::: Bagian Dokumen

Segala puji hanya untuk Allah
Ta'ala, shalawat serta salam semoga tercurah kepada Rasulallah Shalallahu ‘alaihi wa sallam . Aku bersaksi bahwa tidak
ada ilah yang berhak disembah dengan benar melainkan Allah Shubhanahu wa ta’alla semata yang tidak ada sekutu
bagi -Nya, dan aku
juga bersaksai bahwa Muhammad Shalallahu’alaihi
wa sallam adalah seorang hamba dan utusan -Nya. Amma ba'du:
Tujuan
terpenting di turunkannya al-Qur'an yang mulia ini adalah supaya direnungi
makna serta diamalkan isi dan kandungannya, dan Allah azza wa jalla telah
menjelaskan hal tersebut melalui firman -Nya:
﴿ أَفَلَا يَتَدَبَّرُونَ ٱلۡقُرۡءَانَ أَمۡ عَلَىٰ قُلُوبٍ أَقۡفَالُهَآ
٢٤ ﴾ [ محمد:
24]
"Maka apakah mereka
tidak memperhatikan al-Qur'an ataukah hati mereka terkunci?". (QS
Muhammad: 24).
Dan diantara sekian banyak surat yang sering kita
dengar dan butuh lebih banyak lagi porsinya untuk kita tadaburi isinya serta
ketahui hukum serta faidah yang tersimpan didalamnya ialah surat at-Tiin. Yaitu
firman Allah ta'ala yang berbunyi:
﴿ وَٱلتِّينِ وَٱلزَّيۡتُونِ ١ وَطُورِ سِينِينَ ٢ وَهَٰذَا ٱلۡبَلَدِ ٱلۡأَمِينِ
٣ لَقَدۡ خَلَقۡنَا ٱلۡإِنسَٰنَ فِيٓ أَحۡسَنِ تَقۡوِيمٖ ٤ ثُمَّ رَدَدۡنَٰهُ أَسۡفَلَ
سَٰفِلِينَ ٥ إِلَّا ٱلَّذِينَ ءَامَنُواْ وَعَمِلُواْ ٱلصَّٰلِحَٰتِ فَلَهُمۡ أَجۡرٌ
غَيۡرُ مَمۡنُونٖ ٦ فَمَا يُكَذِّبُكَ بَعۡدُ بِٱلدِّينِ ٧ أَلَيۡسَ ٱللَّهُ بِأَحۡكَمِ
ٱلۡحَٰكِمِينَ ٨ ﴾ [
التين: 1-8]
"Demi (buah) Tin dan (buah)
Zaitun, Dan demi bukit Sinai, Dan demi kota (Mekah) ini yang aman. Sesungguhnya
Kami telah menciptakan manusia dalam bentuk yang sebaik-baiknya. Kemudian Kami
kembalikan dia ke tempat yang serendah-rendahnya (neraka). Kecuali orang-orang
yang beriman dan mengerjakan amal saleh, maka bagi mereka pahala yang tidak ada
putusnya. Maka apakah yang menyebabkan kamu mendustakan (hari) pembalasan sesudah
(adanya keterangan-keterangan) itu? Bukankah Allah hakim yang
seadil-adilnya?". (QS at-Tiin: 1-8).

::::::

:: Tugas Wajib ::
#1 Menurut teks tentang surat at-Tiin, untuk apa al-Qur'an terutama diturunkan, dan melalui firman mana Allah menjelaskannya? Jawab dalam satu sampai tiga kalimat.
#2 Kutip tanpa perubahan bagian teks tentang surat at-Tiin yang dimulai pada "Zaitun, Dan demi" dan berakhir pada "(QS at-Tiin: 1-8).".
#3 Jawab pertanyaan berikut berdasarkan teks tentang surat at-Tiin:
(a) Surat dan ayat berapa yang dikutip tentang memperhatikan al-Qur'an?
(b) Menurut terjemahan surat at-Tiin, dalam bentuk apa manusia diciptakan?
(c) Siapa yang dikecualikan dari dikembalikan ke tempat yang serendah-rendahnya?

::: Cuplikan Data

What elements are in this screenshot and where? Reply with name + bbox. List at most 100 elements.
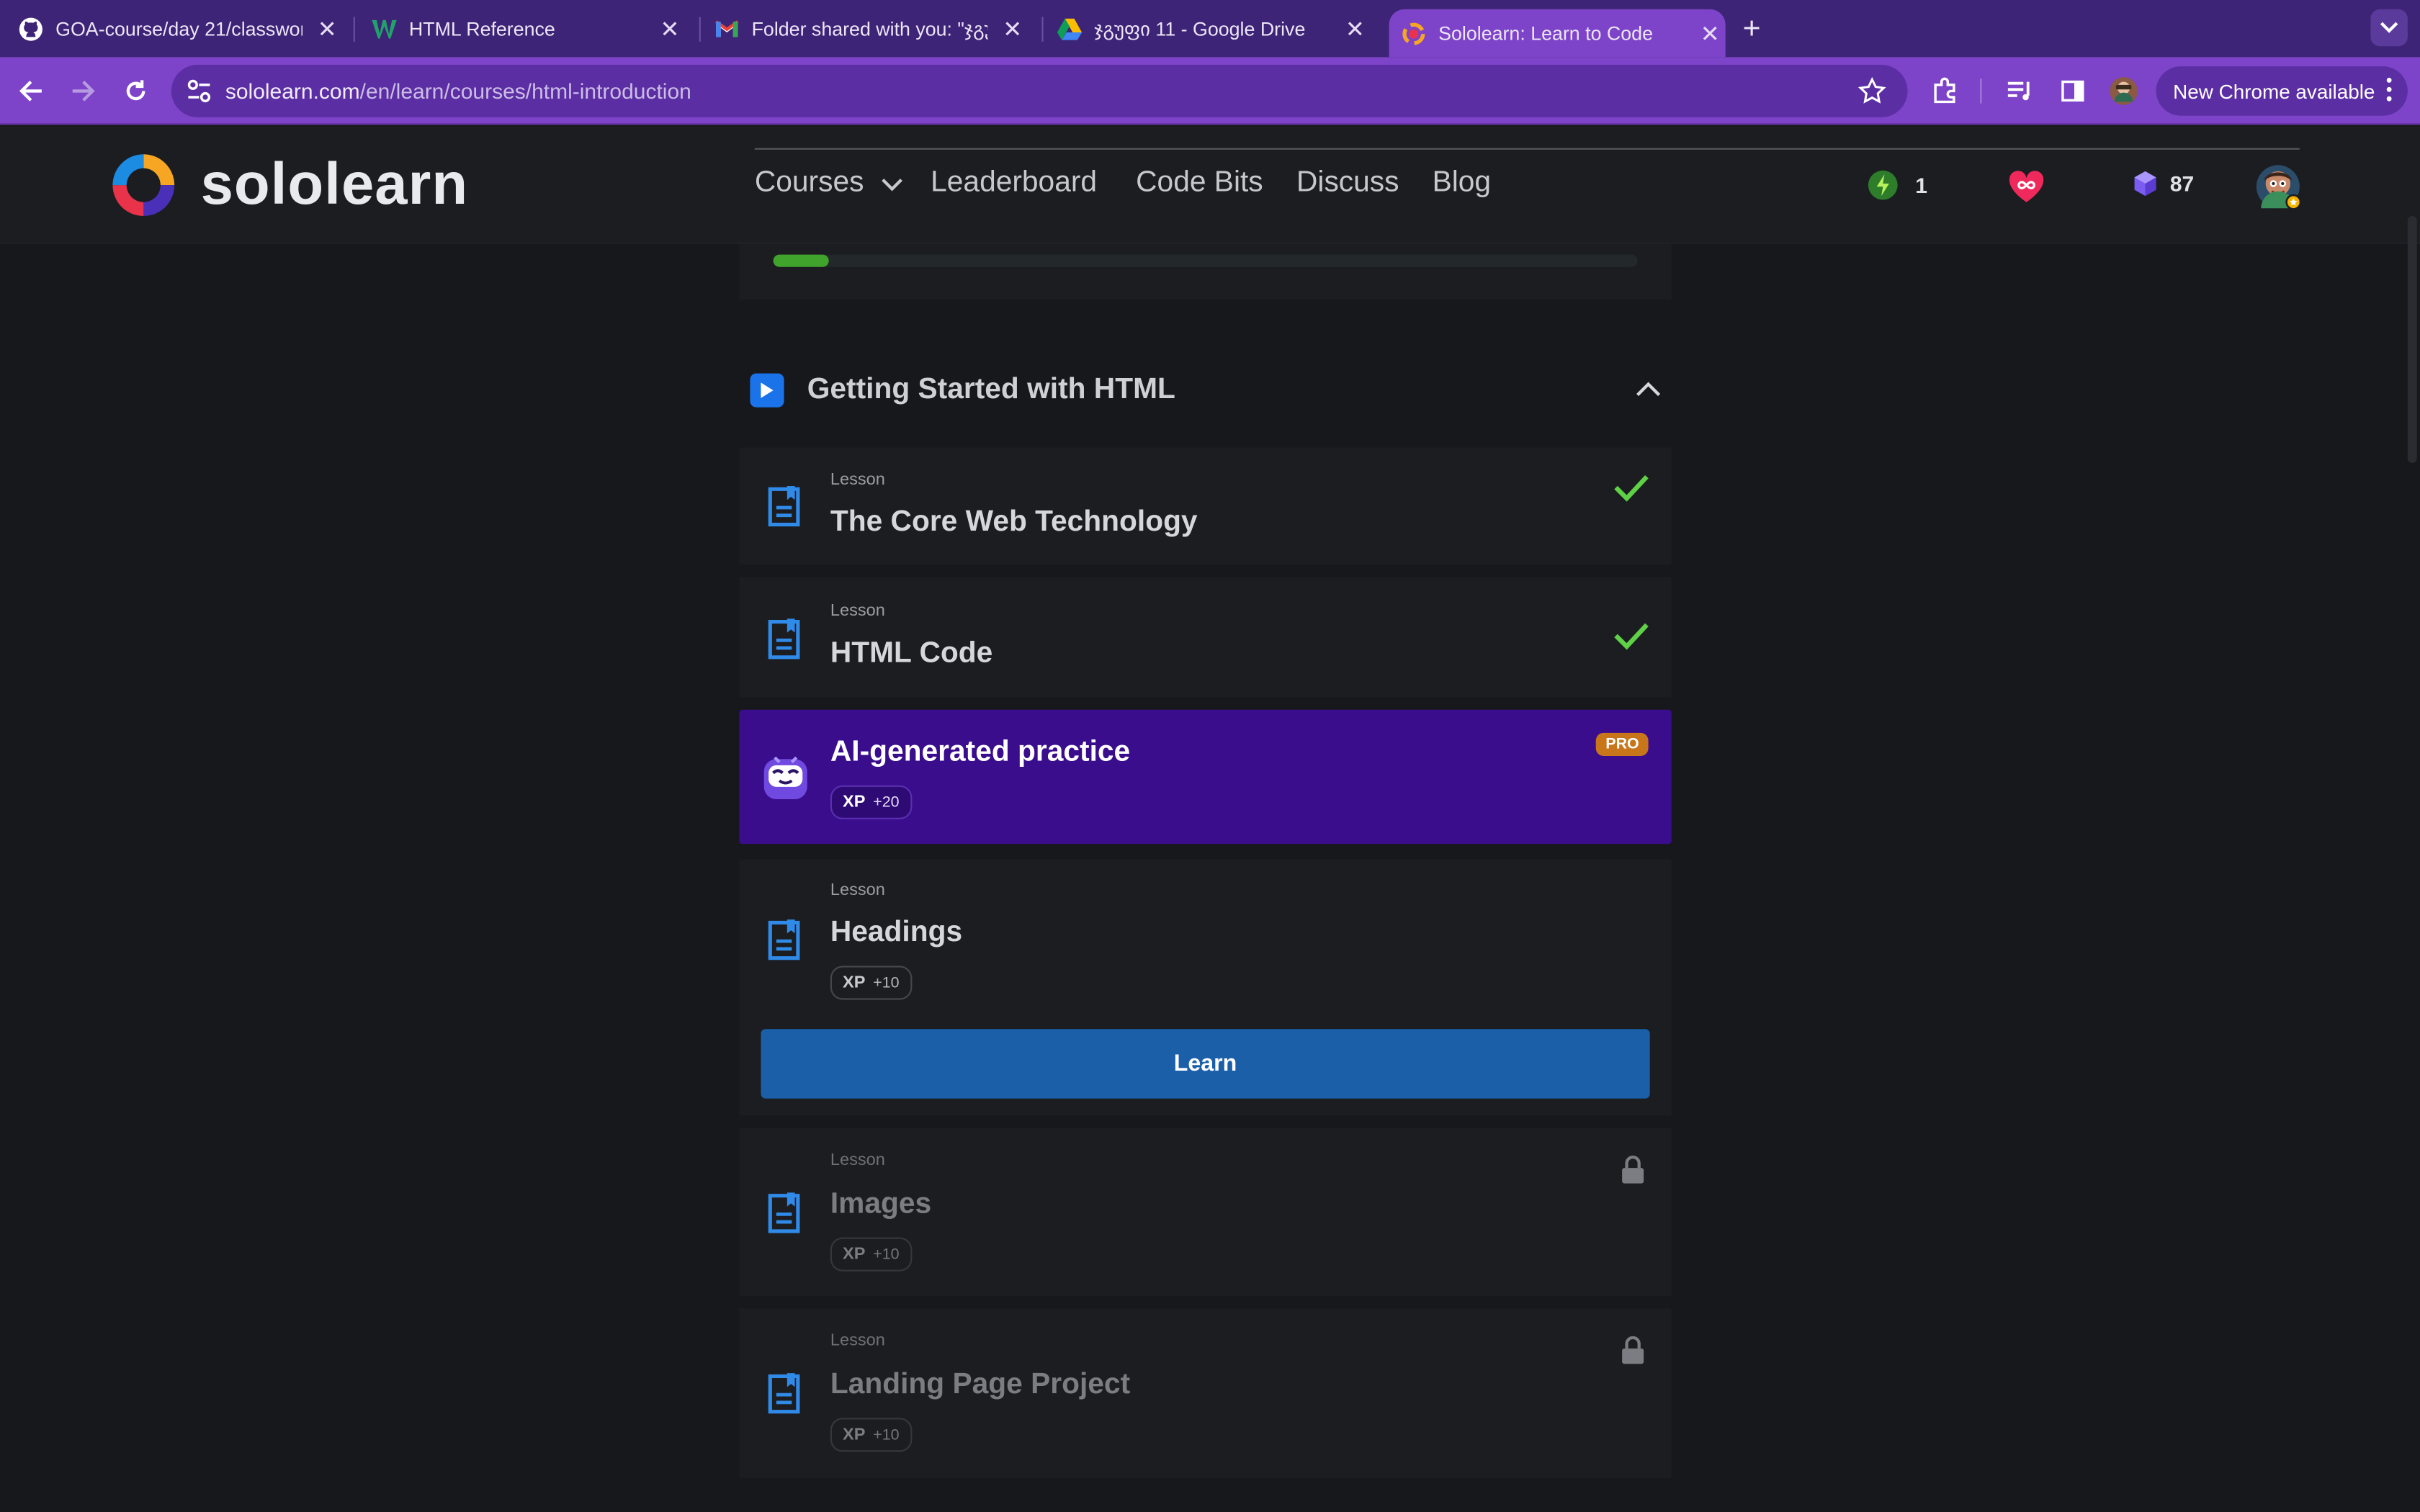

::::::

:: Jawaban ::
#1 Al-Qur'an terutama diturunkan supaya maknanya direnungi serta isi dan kandungannya diamalkan. Allah menjelaskan hal itu melalui firman-Nya dalam QS Muhammad: 24, "Maka apakah mereka tidak memperhatikan al-Qur'an ataukah hati mereka terkunci?".

#2
Zaitun, Dan demi bukit Sinai, Dan demi kota (Mekah) ini yang aman. Sesungguhnya
Kami telah menciptakan manusia dalam bentuk yang sebaik-baiknya. Kemudian Kami
kembalikan dia ke tempat yang serendah-rendahnya (neraka). Kecuali orang-orang
yang beriman dan mengerjakan amal saleh, maka bagi mereka pahala yang tidak ada
putusnya. Maka apakah yang menyebabkan kamu mendustakan (hari) pembalasan sesudah
(adanya keterangan-keterangan) itu? Bukankah Allah hakim yang
seadil-adilnya?". (QS at-Tiin: 1-8).

#3
(a) QS Muhammad: 24.
(b) Dalam bentuk yang sebaik-baiknya.
(c) Orang-orang yang beriman dan mengerjakan amal saleh.